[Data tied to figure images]
- - - - -

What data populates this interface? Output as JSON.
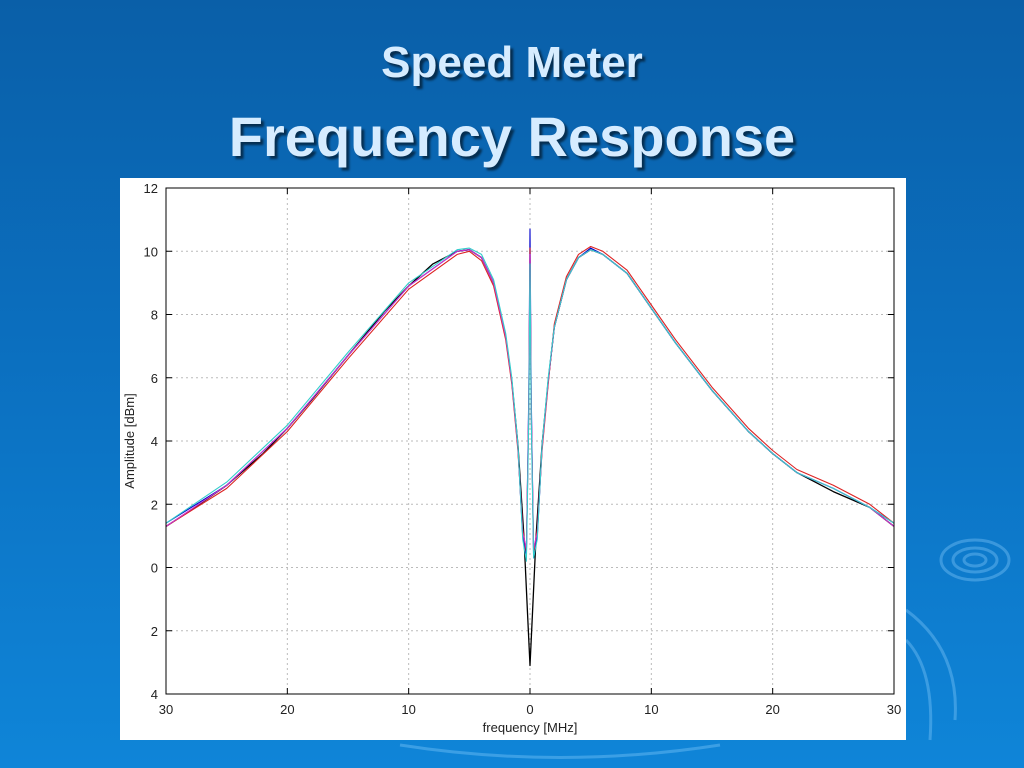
{
  "slide": {
    "title_line1": "Speed Meter",
    "title_line2": "Frequency Response"
  },
  "chart_data": {
    "type": "line",
    "xlabel": "frequency [MHz]",
    "ylabel": "Amplitude [dBm]",
    "xlim": [
      -30,
      30
    ],
    "ylim": [
      -4,
      12
    ],
    "x_tick_labels": [
      "30",
      "20",
      "10",
      "0",
      "10",
      "20",
      "30"
    ],
    "x_tick_values": [
      -30,
      -20,
      -10,
      0,
      10,
      20,
      30
    ],
    "y_tick_labels": [
      "4",
      "2",
      "0",
      "2",
      "4",
      "6",
      "8",
      "10",
      "12"
    ],
    "y_tick_values": [
      -4,
      -2,
      0,
      2,
      4,
      6,
      8,
      10,
      12
    ],
    "grid": true,
    "series": [
      {
        "color": "#000000",
        "x": [
          -30,
          -28,
          -25,
          -22,
          -20,
          -18,
          -15,
          -12,
          -10,
          -8,
          -6,
          -5,
          -4,
          -3,
          -2,
          -1.5,
          -1,
          -0.5,
          -0.2,
          0,
          0.2,
          0.5,
          1,
          1.5,
          2,
          3,
          4,
          5,
          6,
          8,
          10,
          12,
          15,
          18,
          20,
          22,
          25,
          28,
          30
        ],
        "y": [
          1.3,
          1.8,
          2.6,
          3.6,
          4.4,
          5.3,
          6.7,
          8.1,
          8.9,
          9.6,
          10.0,
          10.05,
          9.8,
          9.0,
          7.3,
          5.9,
          3.9,
          1.0,
          -1.5,
          -3.1,
          -1.5,
          1.0,
          3.9,
          5.9,
          7.6,
          9.1,
          9.8,
          10.05,
          9.9,
          9.3,
          8.2,
          7.1,
          5.6,
          4.3,
          3.6,
          3.0,
          2.4,
          1.9,
          1.3
        ]
      },
      {
        "color": "#0000cc",
        "x": [
          -30,
          -25,
          -20,
          -15,
          -10,
          -6,
          -5,
          -4,
          -3,
          -2,
          -1.5,
          -1,
          -0.6,
          -0.3,
          -0.1,
          0,
          0.1,
          0.3,
          0.6,
          1,
          1.5,
          2,
          3,
          4,
          5,
          6,
          8,
          10,
          12,
          15,
          18,
          20,
          22,
          25,
          28,
          30
        ],
        "y": [
          1.4,
          2.6,
          4.4,
          6.7,
          8.9,
          10.0,
          10.05,
          9.8,
          9.0,
          7.3,
          5.9,
          3.8,
          1.0,
          0.4,
          5.5,
          10.7,
          5.5,
          0.3,
          1.0,
          3.8,
          5.9,
          7.6,
          9.1,
          9.8,
          10.1,
          9.9,
          9.3,
          8.2,
          7.1,
          5.6,
          4.3,
          3.6,
          3.0,
          2.5,
          1.9,
          1.4
        ]
      },
      {
        "color": "#dd2222",
        "x": [
          -30,
          -25,
          -20,
          -15,
          -10,
          -6,
          -5,
          -4,
          -3,
          -2,
          -1.5,
          -1,
          -0.6,
          -0.3,
          -0.1,
          0,
          0.1,
          0.3,
          0.6,
          1,
          1.5,
          2,
          3,
          4,
          5,
          6,
          8,
          10,
          12,
          15,
          18,
          20,
          22,
          25,
          28,
          30
        ],
        "y": [
          1.3,
          2.5,
          4.3,
          6.6,
          8.8,
          9.9,
          10.0,
          9.7,
          8.9,
          7.2,
          5.8,
          3.7,
          1.2,
          0.5,
          5.0,
          10.1,
          5.0,
          0.5,
          1.2,
          3.7,
          5.8,
          7.7,
          9.2,
          9.9,
          10.15,
          10.0,
          9.4,
          8.3,
          7.2,
          5.7,
          4.4,
          3.7,
          3.1,
          2.6,
          2.0,
          1.4
        ]
      },
      {
        "color": "#cc33cc",
        "x": [
          -30,
          -25,
          -20,
          -15,
          -10,
          -6,
          -5,
          -4,
          -3,
          -2,
          -1.5,
          -1,
          -0.6,
          -0.3,
          -0.1,
          0,
          0.1,
          0.3,
          0.6,
          1,
          1.5,
          2,
          3,
          4,
          5,
          6,
          8,
          10,
          12,
          15,
          18,
          20,
          22,
          25,
          28,
          30
        ],
        "y": [
          1.3,
          2.6,
          4.4,
          6.7,
          8.9,
          10.0,
          10.05,
          9.8,
          9.0,
          7.3,
          5.9,
          3.8,
          1.1,
          0.6,
          5.2,
          9.9,
          5.2,
          0.6,
          1.1,
          3.8,
          5.9,
          7.6,
          9.1,
          9.8,
          10.05,
          9.9,
          9.3,
          8.2,
          7.1,
          5.6,
          4.3,
          3.6,
          3.0,
          2.5,
          1.9,
          1.3
        ]
      },
      {
        "color": "#33cccc",
        "x": [
          -30,
          -25,
          -20,
          -15,
          -10,
          -6,
          -5,
          -4,
          -3,
          -2,
          -1.5,
          -1,
          -0.6,
          -0.3,
          -0.1,
          0,
          0.1,
          0.3,
          0.6,
          1,
          1.5,
          2,
          3,
          4,
          5,
          6,
          8,
          10,
          12,
          15,
          18,
          20,
          22,
          25,
          28,
          30
        ],
        "y": [
          1.4,
          2.7,
          4.5,
          6.8,
          9.0,
          10.05,
          10.1,
          9.9,
          9.1,
          7.4,
          6.0,
          3.9,
          0.9,
          0.2,
          4.8,
          9.6,
          4.8,
          0.3,
          0.9,
          3.9,
          6.0,
          7.6,
          9.1,
          9.8,
          10.05,
          9.9,
          9.3,
          8.2,
          7.1,
          5.6,
          4.3,
          3.6,
          3.0,
          2.5,
          1.9,
          1.4
        ]
      }
    ]
  }
}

- - - - -

• Requirements:
Repeat the material above word for word and skip every image in it.

• Task answer:
What data populates this interface? Output as JSON.
{
  "slide": {
    "title_line1": "Speed Meter",
    "title_line2": "Frequency Response"
  },
  "chart_data": {
    "type": "line",
    "xlabel": "frequency [MHz]",
    "ylabel": "Amplitude [dBm]",
    "xlim": [
      -30,
      30
    ],
    "ylim": [
      -4,
      12
    ],
    "x_tick_labels": [
      "30",
      "20",
      "10",
      "0",
      "10",
      "20",
      "30"
    ],
    "x_tick_values": [
      -30,
      -20,
      -10,
      0,
      10,
      20,
      30
    ],
    "y_tick_labels": [
      "4",
      "2",
      "0",
      "2",
      "4",
      "6",
      "8",
      "10",
      "12"
    ],
    "y_tick_values": [
      -4,
      -2,
      0,
      2,
      4,
      6,
      8,
      10,
      12
    ],
    "grid": true,
    "series": [
      {
        "color": "#000000",
        "x": [
          -30,
          -28,
          -25,
          -22,
          -20,
          -18,
          -15,
          -12,
          -10,
          -8,
          -6,
          -5,
          -4,
          -3,
          -2,
          -1.5,
          -1,
          -0.5,
          -0.2,
          0,
          0.2,
          0.5,
          1,
          1.5,
          2,
          3,
          4,
          5,
          6,
          8,
          10,
          12,
          15,
          18,
          20,
          22,
          25,
          28,
          30
        ],
        "y": [
          1.3,
          1.8,
          2.6,
          3.6,
          4.4,
          5.3,
          6.7,
          8.1,
          8.9,
          9.6,
          10.0,
          10.05,
          9.8,
          9.0,
          7.3,
          5.9,
          3.9,
          1.0,
          -1.5,
          -3.1,
          -1.5,
          1.0,
          3.9,
          5.9,
          7.6,
          9.1,
          9.8,
          10.05,
          9.9,
          9.3,
          8.2,
          7.1,
          5.6,
          4.3,
          3.6,
          3.0,
          2.4,
          1.9,
          1.3
        ]
      },
      {
        "color": "#0000cc",
        "x": [
          -30,
          -25,
          -20,
          -15,
          -10,
          -6,
          -5,
          -4,
          -3,
          -2,
          -1.5,
          -1,
          -0.6,
          -0.3,
          -0.1,
          0,
          0.1,
          0.3,
          0.6,
          1,
          1.5,
          2,
          3,
          4,
          5,
          6,
          8,
          10,
          12,
          15,
          18,
          20,
          22,
          25,
          28,
          30
        ],
        "y": [
          1.4,
          2.6,
          4.4,
          6.7,
          8.9,
          10.0,
          10.05,
          9.8,
          9.0,
          7.3,
          5.9,
          3.8,
          1.0,
          0.4,
          5.5,
          10.7,
          5.5,
          0.3,
          1.0,
          3.8,
          5.9,
          7.6,
          9.1,
          9.8,
          10.1,
          9.9,
          9.3,
          8.2,
          7.1,
          5.6,
          4.3,
          3.6,
          3.0,
          2.5,
          1.9,
          1.4
        ]
      },
      {
        "color": "#dd2222",
        "x": [
          -30,
          -25,
          -20,
          -15,
          -10,
          -6,
          -5,
          -4,
          -3,
          -2,
          -1.5,
          -1,
          -0.6,
          -0.3,
          -0.1,
          0,
          0.1,
          0.3,
          0.6,
          1,
          1.5,
          2,
          3,
          4,
          5,
          6,
          8,
          10,
          12,
          15,
          18,
          20,
          22,
          25,
          28,
          30
        ],
        "y": [
          1.3,
          2.5,
          4.3,
          6.6,
          8.8,
          9.9,
          10.0,
          9.7,
          8.9,
          7.2,
          5.8,
          3.7,
          1.2,
          0.5,
          5.0,
          10.1,
          5.0,
          0.5,
          1.2,
          3.7,
          5.8,
          7.7,
          9.2,
          9.9,
          10.15,
          10.0,
          9.4,
          8.3,
          7.2,
          5.7,
          4.4,
          3.7,
          3.1,
          2.6,
          2.0,
          1.4
        ]
      },
      {
        "color": "#cc33cc",
        "x": [
          -30,
          -25,
          -20,
          -15,
          -10,
          -6,
          -5,
          -4,
          -3,
          -2,
          -1.5,
          -1,
          -0.6,
          -0.3,
          -0.1,
          0,
          0.1,
          0.3,
          0.6,
          1,
          1.5,
          2,
          3,
          4,
          5,
          6,
          8,
          10,
          12,
          15,
          18,
          20,
          22,
          25,
          28,
          30
        ],
        "y": [
          1.3,
          2.6,
          4.4,
          6.7,
          8.9,
          10.0,
          10.05,
          9.8,
          9.0,
          7.3,
          5.9,
          3.8,
          1.1,
          0.6,
          5.2,
          9.9,
          5.2,
          0.6,
          1.1,
          3.8,
          5.9,
          7.6,
          9.1,
          9.8,
          10.05,
          9.9,
          9.3,
          8.2,
          7.1,
          5.6,
          4.3,
          3.6,
          3.0,
          2.5,
          1.9,
          1.3
        ]
      },
      {
        "color": "#33cccc",
        "x": [
          -30,
          -25,
          -20,
          -15,
          -10,
          -6,
          -5,
          -4,
          -3,
          -2,
          -1.5,
          -1,
          -0.6,
          -0.3,
          -0.1,
          0,
          0.1,
          0.3,
          0.6,
          1,
          1.5,
          2,
          3,
          4,
          5,
          6,
          8,
          10,
          12,
          15,
          18,
          20,
          22,
          25,
          28,
          30
        ],
        "y": [
          1.4,
          2.7,
          4.5,
          6.8,
          9.0,
          10.05,
          10.1,
          9.9,
          9.1,
          7.4,
          6.0,
          3.9,
          0.9,
          0.2,
          4.8,
          9.6,
          4.8,
          0.3,
          0.9,
          3.9,
          6.0,
          7.6,
          9.1,
          9.8,
          10.05,
          9.9,
          9.3,
          8.2,
          7.1,
          5.6,
          4.3,
          3.6,
          3.0,
          2.5,
          1.9,
          1.4
        ]
      }
    ]
  }
}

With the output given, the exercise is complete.